### The task
Return the material word for word. Do not include pictures.

### Given records
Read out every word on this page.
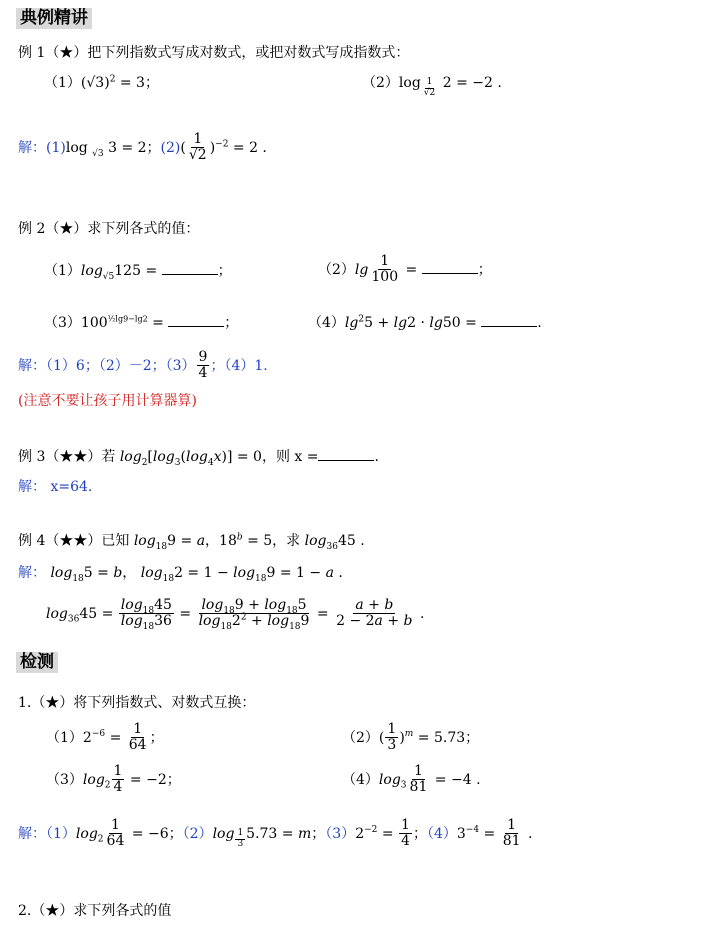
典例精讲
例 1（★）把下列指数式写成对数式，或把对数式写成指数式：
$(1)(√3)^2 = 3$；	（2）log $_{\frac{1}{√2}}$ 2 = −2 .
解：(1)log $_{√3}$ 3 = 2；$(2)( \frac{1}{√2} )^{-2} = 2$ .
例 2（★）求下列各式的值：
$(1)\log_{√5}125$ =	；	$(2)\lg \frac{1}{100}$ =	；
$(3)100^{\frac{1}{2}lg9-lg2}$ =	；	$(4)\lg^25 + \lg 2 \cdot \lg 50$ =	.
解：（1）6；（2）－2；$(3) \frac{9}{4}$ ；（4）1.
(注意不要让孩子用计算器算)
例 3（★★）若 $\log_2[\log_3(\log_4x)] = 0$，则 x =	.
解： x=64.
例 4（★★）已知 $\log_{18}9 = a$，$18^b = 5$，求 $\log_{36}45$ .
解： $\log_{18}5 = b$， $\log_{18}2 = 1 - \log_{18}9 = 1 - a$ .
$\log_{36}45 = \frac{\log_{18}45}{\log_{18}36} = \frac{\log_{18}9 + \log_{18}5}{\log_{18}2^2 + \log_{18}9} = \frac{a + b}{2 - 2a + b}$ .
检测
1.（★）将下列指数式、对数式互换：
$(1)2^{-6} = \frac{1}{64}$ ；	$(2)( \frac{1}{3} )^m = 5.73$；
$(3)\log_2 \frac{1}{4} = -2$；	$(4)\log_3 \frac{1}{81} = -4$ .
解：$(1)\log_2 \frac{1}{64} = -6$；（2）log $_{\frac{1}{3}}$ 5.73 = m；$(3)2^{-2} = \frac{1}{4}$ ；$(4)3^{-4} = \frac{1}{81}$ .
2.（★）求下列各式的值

### Output of the task
Read out every word on this page.
典例精讲
例 1（★）把下列指数式写成对数式，或把对数式写成指数式：
$(1)(√3)^2 = 3$；	（2）log $_{\frac{1}{√2}}$ 2 = −2 .
解：(1)log $_{√3}$ 3 = 2；$(2)( \frac{1}{√2} )^{-2} = 2$ .
例 2（★）求下列各式的值：
$(1)\log_{√5}125$ =	；	$(2)\lg \frac{1}{100}$ =	；
$(3)100^{\frac{1}{2}lg9-lg2}$ =	；	$(4)\lg^25 + \lg 2 \cdot \lg 50$ =	.
解：（1）6；（2）－2；$(3) \frac{9}{4}$ ；（4）1.
(注意不要让孩子用计算器算)
例 3（★★）若 $\log_2[\log_3(\log_4x)] = 0$，则 x =	.
解： x=64.
例 4（★★）已知 $\log_{18}9 = a$，$18^b = 5$，求 $\log_{36}45$ .
解： $\log_{18}5 = b$， $\log_{18}2 = 1 - \log_{18}9 = 1 - a$ .
$\log_{36}45 = \frac{\log_{18}45}{\log_{18}36} = \frac{\log_{18}9 + \log_{18}5}{\log_{18}2^2 + \log_{18}9} = \frac{a + b}{2 - 2a + b}$ .
检测
1.（★）将下列指数式、对数式互换：
$(1)2^{-6} = \frac{1}{64}$ ；	$(2)( \frac{1}{3} )^m = 5.73$；
$(3)\log_2 \frac{1}{4} = -2$；	$(4)\log_3 \frac{1}{81} = -4$ .
解：$(1)\log_2 \frac{1}{64} = -6$；（2）log $_{\frac{1}{3}}$ 5.73 = m；$(3)2^{-2} = \frac{1}{4}$ ；$(4)3^{-4} = \frac{1}{81}$ .
2.（★）求下列各式的值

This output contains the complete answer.